▶ REQUIREMENTS
Copy each line below in which the string "based" occurs.

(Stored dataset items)
· · · ·

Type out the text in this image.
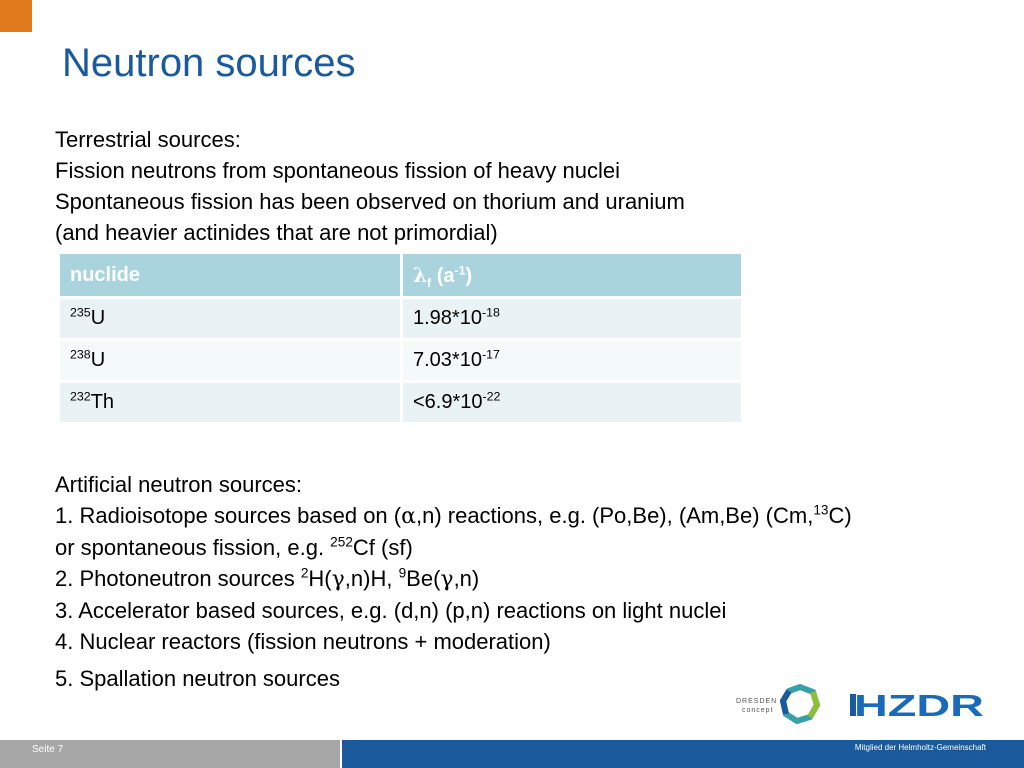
Neutron sources
Terrestrial sources:
Fission neutrons from spontaneous fission of heavy nuclei
Spontaneous fission has been observed on thorium and uranium
(and heavier actinides that are not primordial)
nuclide	$\lambda_f$ $(a^{-1})$
$^{235}$U	$1.98*10^{-18}$
$^{238}$U	$7.03*10^{-17}$
$^{232}$Th	$<6.9*10^{-22}$
Artificial neutron sources:
1. Radioisotope sources based on (α,n) reactions, e.g. (Po,Be), (Am,Be) (Cm,$^{13}$C)
or spontaneous fission, e.g. $^{252}$Cf (sf)
2. Photoneutron sources $^2$H(γ,n)H, $^9$Be(γ,n)
3. Accelerator based sources, e.g. (d,n) (p,n) reactions on light nuclei
4. Nuclear reactors (fission neutrons + moderation)
5. Spallation neutron sources
DRESDEN
concept	HZDR
Seite 7	Mitglied der Helmholtz-Gemeinschaft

· · · ·

▶ OUTPUT OF THE TASK
1. Radioisotope sources based on (α,n) reactions, e.g. (Po,Be), (Am,Be) (Cm,$^{13}$C)
3. Accelerator based sources, e.g. (d,n) (p,n) reactions on light nuclei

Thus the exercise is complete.